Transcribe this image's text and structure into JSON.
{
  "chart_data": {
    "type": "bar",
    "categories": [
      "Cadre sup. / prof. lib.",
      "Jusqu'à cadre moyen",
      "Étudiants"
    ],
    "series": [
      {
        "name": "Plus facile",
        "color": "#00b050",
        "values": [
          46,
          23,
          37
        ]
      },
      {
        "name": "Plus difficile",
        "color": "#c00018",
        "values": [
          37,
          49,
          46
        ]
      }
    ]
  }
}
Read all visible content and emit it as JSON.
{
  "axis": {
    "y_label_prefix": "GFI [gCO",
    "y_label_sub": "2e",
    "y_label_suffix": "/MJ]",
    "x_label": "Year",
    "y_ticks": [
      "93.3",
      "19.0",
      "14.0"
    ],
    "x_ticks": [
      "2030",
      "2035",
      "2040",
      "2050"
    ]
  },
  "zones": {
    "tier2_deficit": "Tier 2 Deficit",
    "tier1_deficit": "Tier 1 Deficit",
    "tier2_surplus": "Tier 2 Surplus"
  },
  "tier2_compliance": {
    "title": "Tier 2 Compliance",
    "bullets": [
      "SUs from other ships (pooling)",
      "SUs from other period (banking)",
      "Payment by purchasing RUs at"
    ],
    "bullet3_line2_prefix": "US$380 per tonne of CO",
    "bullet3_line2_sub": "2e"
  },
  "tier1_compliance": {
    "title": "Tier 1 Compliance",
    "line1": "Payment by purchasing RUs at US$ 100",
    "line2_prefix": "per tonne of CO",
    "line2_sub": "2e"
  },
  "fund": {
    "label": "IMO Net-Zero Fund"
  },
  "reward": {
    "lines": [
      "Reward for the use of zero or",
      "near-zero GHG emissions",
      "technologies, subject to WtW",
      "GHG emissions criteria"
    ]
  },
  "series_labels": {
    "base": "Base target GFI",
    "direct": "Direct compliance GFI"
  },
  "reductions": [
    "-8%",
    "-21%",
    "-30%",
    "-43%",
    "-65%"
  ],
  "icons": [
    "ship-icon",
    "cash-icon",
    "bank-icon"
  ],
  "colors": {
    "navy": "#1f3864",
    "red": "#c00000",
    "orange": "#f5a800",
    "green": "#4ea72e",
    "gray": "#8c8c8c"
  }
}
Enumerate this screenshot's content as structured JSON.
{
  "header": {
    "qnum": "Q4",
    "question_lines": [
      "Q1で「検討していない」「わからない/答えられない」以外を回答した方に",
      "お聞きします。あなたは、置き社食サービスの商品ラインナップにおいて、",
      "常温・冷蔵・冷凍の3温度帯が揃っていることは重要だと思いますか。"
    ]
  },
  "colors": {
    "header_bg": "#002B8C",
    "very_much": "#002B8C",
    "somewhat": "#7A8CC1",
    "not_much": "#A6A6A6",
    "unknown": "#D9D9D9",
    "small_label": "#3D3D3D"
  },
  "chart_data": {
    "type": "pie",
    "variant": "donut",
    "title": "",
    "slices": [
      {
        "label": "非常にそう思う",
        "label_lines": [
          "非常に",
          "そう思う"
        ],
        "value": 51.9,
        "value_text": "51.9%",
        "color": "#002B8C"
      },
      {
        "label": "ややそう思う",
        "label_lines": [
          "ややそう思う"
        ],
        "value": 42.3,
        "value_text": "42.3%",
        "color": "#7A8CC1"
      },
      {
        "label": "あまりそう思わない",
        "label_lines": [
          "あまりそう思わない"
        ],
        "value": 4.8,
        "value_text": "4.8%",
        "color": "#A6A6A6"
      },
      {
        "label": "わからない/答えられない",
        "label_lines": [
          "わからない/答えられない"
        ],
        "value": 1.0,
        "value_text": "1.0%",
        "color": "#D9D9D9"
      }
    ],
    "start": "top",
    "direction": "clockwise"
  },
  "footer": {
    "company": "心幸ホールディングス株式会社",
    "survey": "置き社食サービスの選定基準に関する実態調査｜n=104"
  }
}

--- --- ---

• **EXERCISE OBJECTIVE**:
Pull out each line containing the word "Payment" and copy it.

• **SOLUTION FOR THIS EXERCISE**:
      "Payment by purchasing RUs at"
    "line1": "Payment by purchasing RUs at US$ 100",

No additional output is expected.